Stored dataset items »
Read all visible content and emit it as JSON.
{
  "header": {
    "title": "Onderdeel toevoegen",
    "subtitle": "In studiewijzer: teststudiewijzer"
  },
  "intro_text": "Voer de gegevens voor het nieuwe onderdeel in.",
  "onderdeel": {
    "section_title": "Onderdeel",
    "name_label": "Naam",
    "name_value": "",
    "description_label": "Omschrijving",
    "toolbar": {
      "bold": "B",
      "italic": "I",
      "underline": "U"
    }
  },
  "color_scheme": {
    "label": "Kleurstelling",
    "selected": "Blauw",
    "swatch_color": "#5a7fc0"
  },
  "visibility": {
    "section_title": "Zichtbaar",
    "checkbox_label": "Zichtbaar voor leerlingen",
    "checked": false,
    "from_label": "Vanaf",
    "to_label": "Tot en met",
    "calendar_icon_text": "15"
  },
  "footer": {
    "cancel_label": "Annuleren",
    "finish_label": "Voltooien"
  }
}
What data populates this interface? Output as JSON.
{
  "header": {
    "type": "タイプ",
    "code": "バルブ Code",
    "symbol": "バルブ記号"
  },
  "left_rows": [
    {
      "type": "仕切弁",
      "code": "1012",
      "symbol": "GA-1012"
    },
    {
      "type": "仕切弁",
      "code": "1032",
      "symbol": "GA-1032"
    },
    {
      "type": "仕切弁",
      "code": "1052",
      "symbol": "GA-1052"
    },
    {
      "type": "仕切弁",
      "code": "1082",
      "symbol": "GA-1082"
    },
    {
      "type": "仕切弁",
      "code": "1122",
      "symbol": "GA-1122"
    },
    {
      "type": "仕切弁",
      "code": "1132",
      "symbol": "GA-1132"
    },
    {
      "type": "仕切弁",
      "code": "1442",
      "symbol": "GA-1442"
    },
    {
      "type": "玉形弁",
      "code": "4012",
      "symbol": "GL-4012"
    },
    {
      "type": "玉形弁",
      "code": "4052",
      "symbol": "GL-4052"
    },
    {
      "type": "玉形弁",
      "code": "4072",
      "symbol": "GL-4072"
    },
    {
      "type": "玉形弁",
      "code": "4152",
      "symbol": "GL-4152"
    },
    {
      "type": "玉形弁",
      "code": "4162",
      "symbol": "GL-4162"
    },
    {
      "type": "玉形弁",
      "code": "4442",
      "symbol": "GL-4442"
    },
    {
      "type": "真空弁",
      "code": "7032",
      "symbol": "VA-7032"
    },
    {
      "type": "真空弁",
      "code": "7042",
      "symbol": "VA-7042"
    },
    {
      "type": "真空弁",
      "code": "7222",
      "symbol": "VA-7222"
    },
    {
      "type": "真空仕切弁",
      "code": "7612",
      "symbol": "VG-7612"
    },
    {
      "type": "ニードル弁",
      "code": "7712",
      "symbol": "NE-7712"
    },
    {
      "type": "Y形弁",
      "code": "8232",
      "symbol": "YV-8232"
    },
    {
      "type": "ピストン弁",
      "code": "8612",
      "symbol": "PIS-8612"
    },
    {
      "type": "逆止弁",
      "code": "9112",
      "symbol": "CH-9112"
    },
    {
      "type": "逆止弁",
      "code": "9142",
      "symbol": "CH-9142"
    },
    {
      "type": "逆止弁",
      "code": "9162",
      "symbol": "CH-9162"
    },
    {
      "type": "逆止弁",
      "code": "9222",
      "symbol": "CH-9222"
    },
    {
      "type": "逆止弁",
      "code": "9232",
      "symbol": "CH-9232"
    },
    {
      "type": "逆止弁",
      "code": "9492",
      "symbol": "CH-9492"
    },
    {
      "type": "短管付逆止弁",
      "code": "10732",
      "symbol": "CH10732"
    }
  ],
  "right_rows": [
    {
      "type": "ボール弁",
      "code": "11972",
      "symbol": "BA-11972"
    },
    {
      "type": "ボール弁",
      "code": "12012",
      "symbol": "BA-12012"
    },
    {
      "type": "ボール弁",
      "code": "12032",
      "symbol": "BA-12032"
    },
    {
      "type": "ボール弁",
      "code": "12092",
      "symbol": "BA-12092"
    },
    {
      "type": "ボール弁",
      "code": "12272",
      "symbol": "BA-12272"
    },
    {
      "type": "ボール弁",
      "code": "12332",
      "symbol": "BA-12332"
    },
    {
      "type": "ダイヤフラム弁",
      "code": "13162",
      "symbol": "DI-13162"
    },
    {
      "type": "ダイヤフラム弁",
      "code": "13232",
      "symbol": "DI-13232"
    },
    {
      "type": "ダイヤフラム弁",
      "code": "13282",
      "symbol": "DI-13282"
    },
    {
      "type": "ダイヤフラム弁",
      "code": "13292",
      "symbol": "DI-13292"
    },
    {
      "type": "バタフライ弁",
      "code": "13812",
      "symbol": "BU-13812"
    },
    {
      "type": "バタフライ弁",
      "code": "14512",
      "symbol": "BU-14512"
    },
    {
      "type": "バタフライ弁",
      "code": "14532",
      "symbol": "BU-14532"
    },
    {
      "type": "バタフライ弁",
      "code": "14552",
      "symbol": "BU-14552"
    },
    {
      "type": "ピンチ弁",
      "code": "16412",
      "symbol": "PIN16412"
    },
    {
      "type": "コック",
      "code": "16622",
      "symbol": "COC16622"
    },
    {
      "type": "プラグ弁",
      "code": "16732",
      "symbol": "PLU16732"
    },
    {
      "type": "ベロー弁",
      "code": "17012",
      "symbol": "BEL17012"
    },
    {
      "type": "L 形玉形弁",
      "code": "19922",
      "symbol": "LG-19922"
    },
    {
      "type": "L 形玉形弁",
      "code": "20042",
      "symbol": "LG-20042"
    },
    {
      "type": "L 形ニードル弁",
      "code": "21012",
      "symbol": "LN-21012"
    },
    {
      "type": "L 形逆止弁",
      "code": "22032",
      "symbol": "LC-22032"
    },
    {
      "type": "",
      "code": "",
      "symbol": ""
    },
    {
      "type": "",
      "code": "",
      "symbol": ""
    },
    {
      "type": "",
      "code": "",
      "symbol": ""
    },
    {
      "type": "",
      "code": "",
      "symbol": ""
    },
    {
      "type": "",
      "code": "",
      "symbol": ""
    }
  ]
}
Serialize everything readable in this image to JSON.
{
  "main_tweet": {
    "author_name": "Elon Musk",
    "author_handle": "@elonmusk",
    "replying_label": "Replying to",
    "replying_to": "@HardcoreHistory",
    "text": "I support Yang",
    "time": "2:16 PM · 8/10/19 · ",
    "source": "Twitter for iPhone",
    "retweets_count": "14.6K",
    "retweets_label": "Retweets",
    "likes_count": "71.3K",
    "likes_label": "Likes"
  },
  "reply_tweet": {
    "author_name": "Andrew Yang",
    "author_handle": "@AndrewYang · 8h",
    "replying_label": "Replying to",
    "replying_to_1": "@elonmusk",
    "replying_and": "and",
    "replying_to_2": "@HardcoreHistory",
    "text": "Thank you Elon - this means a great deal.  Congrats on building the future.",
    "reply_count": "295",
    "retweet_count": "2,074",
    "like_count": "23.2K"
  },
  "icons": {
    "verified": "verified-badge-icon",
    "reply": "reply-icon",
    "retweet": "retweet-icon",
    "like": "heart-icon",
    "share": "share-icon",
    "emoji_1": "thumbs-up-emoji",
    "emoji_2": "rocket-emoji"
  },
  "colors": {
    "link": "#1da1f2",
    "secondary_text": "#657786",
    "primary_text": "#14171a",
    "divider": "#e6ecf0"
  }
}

Short exercise »
Which lines hold the word "emoji"? Show each one.

Task answer »
    "emoji_1": "thumbs-up-emoji",
    "emoji_2": "rocket-emoji"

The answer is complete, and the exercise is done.